_What the exercise asks:_
Show each line that has the string "AGRICOLE" in it.

(Dataset items)

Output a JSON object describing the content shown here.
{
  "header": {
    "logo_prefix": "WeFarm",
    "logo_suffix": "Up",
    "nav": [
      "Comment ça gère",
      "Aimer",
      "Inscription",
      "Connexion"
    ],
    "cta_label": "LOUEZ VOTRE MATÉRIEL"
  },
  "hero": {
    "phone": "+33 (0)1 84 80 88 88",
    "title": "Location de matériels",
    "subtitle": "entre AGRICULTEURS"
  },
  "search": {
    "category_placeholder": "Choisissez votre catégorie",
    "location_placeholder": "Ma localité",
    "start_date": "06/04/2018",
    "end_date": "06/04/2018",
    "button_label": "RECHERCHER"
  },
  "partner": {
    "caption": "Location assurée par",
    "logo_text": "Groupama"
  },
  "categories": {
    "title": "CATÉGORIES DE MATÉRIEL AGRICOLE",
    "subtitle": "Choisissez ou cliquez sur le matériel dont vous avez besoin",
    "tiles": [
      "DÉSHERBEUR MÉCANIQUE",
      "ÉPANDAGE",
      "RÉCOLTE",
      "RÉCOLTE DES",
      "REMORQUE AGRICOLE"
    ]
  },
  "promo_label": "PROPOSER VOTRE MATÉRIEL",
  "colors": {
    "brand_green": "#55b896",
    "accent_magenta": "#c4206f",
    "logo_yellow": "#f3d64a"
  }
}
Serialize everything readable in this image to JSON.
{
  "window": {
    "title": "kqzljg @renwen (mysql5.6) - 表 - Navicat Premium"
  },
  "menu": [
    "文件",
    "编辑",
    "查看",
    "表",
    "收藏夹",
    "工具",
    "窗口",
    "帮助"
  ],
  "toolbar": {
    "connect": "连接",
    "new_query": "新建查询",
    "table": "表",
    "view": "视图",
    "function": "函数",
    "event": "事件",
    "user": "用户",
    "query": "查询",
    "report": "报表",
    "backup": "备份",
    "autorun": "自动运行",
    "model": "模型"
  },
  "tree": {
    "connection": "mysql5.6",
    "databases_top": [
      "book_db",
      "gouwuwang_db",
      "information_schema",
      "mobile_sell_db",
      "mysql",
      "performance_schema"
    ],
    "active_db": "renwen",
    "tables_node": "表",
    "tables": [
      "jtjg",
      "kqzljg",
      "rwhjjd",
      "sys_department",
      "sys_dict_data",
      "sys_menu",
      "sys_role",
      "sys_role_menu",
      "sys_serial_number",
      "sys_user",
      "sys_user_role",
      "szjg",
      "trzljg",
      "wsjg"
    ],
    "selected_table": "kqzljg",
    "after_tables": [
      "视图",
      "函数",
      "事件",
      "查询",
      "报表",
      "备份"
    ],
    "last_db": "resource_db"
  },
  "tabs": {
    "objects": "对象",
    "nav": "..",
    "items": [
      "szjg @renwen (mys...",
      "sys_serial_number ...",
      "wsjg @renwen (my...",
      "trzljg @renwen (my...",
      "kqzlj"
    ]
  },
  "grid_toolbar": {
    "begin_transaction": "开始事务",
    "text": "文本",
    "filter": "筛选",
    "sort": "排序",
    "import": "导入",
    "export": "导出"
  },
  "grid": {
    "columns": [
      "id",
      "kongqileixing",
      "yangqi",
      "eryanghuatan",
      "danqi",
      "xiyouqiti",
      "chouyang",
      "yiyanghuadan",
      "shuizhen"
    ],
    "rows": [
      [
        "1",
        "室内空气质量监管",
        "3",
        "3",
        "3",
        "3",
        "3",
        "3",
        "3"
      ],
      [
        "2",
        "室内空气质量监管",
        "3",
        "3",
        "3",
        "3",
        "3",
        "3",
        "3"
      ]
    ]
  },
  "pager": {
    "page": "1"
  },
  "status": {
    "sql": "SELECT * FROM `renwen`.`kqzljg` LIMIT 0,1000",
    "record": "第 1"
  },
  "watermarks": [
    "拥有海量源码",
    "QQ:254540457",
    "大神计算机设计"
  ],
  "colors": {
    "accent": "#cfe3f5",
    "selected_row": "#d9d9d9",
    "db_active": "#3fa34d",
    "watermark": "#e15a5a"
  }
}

_Task result:_
    "title": "CATÉGORIES DE MATÉRIEL AGRICOLE",
      "REMORQUE AGRICOLE"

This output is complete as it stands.